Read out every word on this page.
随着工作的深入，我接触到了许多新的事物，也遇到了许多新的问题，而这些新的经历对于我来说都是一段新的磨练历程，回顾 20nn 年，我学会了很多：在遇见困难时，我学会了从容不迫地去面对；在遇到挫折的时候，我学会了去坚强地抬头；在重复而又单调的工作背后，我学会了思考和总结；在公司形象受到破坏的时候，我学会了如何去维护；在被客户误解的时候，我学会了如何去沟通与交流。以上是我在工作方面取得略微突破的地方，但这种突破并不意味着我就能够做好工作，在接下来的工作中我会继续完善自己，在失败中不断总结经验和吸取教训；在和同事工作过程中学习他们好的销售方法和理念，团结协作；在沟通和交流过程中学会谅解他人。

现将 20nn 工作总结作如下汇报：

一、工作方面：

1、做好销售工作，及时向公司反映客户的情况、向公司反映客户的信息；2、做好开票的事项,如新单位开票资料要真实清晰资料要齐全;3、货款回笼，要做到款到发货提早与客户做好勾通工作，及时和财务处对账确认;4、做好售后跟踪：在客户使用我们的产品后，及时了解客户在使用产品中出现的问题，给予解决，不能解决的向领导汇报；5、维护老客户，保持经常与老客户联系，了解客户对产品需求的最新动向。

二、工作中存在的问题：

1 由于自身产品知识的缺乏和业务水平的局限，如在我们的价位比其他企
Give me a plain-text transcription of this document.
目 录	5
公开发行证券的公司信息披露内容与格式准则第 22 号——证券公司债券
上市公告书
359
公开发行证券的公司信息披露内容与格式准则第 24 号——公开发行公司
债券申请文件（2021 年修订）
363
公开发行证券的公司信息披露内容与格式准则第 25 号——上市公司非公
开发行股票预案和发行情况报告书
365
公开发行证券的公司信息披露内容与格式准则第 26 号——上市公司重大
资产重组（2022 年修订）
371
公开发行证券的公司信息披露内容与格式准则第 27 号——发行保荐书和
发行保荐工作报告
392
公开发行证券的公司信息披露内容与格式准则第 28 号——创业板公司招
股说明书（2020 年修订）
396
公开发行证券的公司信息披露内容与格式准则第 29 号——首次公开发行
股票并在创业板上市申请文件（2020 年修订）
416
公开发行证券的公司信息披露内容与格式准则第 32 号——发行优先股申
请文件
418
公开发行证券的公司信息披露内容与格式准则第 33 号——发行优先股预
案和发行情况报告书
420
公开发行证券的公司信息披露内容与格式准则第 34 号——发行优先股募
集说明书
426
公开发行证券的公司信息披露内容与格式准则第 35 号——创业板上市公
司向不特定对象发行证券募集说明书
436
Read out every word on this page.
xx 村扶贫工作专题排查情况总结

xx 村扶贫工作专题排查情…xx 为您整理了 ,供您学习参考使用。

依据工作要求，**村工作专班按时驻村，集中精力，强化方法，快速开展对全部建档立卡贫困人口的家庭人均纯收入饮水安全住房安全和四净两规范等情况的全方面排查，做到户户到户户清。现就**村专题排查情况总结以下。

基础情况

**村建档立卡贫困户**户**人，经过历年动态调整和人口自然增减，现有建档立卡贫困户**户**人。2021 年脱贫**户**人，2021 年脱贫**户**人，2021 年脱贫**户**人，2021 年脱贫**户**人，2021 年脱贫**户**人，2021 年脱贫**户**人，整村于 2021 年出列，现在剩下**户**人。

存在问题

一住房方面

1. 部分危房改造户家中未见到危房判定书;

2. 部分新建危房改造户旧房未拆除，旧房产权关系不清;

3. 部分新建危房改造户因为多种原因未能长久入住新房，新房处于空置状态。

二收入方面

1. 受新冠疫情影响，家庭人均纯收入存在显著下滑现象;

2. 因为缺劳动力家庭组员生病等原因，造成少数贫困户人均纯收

= = =

_TASK INSTRUCTIONS_
Search the records above for "公开发行证券的公司信息披露内容与格式准则第". Copy each line where it is found.

_THE RESPONSE_
公开发行证券的公司信息披露内容与格式准则第 22 号——证券公司债券
公开发行证券的公司信息披露内容与格式准则第 24 号——公开发行公司
公开发行证券的公司信息披露内容与格式准则第 25 号——上市公司非公
公开发行证券的公司信息披露内容与格式准则第 26 号——上市公司重大
公开发行证券的公司信息披露内容与格式准则第 27 号——发行保荐书和
公开发行证券的公司信息披露内容与格式准则第 28 号——创业板公司招
公开发行证券的公司信息披露内容与格式准则第 29 号——首次公开发行
公开发行证券的公司信息披露内容与格式准则第 32 号——发行优先股申
公开发行证券的公司信息披露内容与格式准则第 33 号——发行优先股预
公开发行证券的公司信息披露内容与格式准则第 34 号——发行优先股募
公开发行证券的公司信息披露内容与格式准则第 35 号——创业板上市公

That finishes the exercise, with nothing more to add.